# Listed records:

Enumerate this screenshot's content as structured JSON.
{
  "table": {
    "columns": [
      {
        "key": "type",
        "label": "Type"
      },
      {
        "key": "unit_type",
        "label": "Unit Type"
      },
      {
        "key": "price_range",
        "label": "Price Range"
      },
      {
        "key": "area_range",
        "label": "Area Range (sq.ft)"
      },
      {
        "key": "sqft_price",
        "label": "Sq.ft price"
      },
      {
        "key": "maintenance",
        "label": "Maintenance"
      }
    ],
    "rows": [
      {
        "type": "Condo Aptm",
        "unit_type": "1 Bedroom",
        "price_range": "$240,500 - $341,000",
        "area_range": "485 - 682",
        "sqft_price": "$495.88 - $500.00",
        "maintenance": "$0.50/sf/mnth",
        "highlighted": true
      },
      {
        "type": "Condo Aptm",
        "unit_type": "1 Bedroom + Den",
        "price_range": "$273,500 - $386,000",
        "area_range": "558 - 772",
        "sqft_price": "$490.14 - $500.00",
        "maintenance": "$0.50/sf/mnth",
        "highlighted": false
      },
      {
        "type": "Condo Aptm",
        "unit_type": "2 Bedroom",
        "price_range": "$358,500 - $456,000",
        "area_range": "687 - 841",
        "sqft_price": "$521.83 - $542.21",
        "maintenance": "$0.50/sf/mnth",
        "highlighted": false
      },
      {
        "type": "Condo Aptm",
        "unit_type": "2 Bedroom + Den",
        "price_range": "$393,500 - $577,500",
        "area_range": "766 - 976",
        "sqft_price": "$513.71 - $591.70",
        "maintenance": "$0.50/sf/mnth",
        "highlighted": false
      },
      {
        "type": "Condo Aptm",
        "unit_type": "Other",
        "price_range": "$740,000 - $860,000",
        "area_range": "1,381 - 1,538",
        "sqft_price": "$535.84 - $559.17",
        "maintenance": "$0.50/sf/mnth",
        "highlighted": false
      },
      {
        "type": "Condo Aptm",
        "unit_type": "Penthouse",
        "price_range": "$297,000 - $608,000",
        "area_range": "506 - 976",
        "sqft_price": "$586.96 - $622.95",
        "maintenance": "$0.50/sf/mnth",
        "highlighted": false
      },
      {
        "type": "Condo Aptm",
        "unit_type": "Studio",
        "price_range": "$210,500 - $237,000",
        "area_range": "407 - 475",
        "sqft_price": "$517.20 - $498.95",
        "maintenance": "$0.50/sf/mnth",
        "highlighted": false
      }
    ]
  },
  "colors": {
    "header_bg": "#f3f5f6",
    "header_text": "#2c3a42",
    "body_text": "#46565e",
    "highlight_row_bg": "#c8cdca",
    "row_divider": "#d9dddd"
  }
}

# The request:
Please restate the records in full, word for word.

# Solution for this exercise:
Enumerate this screenshot's content as structured JSON.
{
  "table": {
    "columns": [
      {
        "key": "type",
        "label": "Type"
      },
      {
        "key": "unit_type",
        "label": "Unit Type"
      },
      {
        "key": "price_range",
        "label": "Price Range"
      },
      {
        "key": "area_range",
        "label": "Area Range (sq.ft)"
      },
      {
        "key": "sqft_price",
        "label": "Sq.ft price"
      },
      {
        "key": "maintenance",
        "label": "Maintenance"
      }
    ],
    "rows": [
      {
        "type": "Condo Aptm",
        "unit_type": "1 Bedroom",
        "price_range": "$240,500 - $341,000",
        "area_range": "485 - 682",
        "sqft_price": "$495.88 - $500.00",
        "maintenance": "$0.50/sf/mnth",
        "highlighted": true
      },
      {
        "type": "Condo Aptm",
        "unit_type": "1 Bedroom + Den",
        "price_range": "$273,500 - $386,000",
        "area_range": "558 - 772",
        "sqft_price": "$490.14 - $500.00",
        "maintenance": "$0.50/sf/mnth",
        "highlighted": false
      },
      {
        "type": "Condo Aptm",
        "unit_type": "2 Bedroom",
        "price_range": "$358,500 - $456,000",
        "area_range": "687 - 841",
        "sqft_price": "$521.83 - $542.21",
        "maintenance": "$0.50/sf/mnth",
        "highlighted": false
      },
      {
        "type": "Condo Aptm",
        "unit_type": "2 Bedroom + Den",
        "price_range": "$393,500 - $577,500",
        "area_range": "766 - 976",
        "sqft_price": "$513.71 - $591.70",
        "maintenance": "$0.50/sf/mnth",
        "highlighted": false
      },
      {
        "type": "Condo Aptm",
        "unit_type": "Other",
        "price_range": "$740,000 - $860,000",
        "area_range": "1,381 - 1,538",
        "sqft_price": "$535.84 - $559.17",
        "maintenance": "$0.50/sf/mnth",
        "highlighted": false
      },
      {
        "type": "Condo Aptm",
        "unit_type": "Penthouse",
        "price_range": "$297,000 - $608,000",
        "area_range": "506 - 976",
        "sqft_price": "$586.96 - $622.95",
        "maintenance": "$0.50/sf/mnth",
        "highlighted": false
      },
      {
        "type": "Condo Aptm",
        "unit_type": "Studio",
        "price_range": "$210,500 - $237,000",
        "area_range": "407 - 475",
        "sqft_price": "$517.20 - $498.95",
        "maintenance": "$0.50/sf/mnth",
        "highlighted": false
      }
    ]
  },
  "colors": {
    "header_bg": "#f3f5f6",
    "header_text": "#2c3a42",
    "body_text": "#46565e",
    "highlight_row_bg": "#c8cdca",
    "row_divider": "#d9dddd"
  }
}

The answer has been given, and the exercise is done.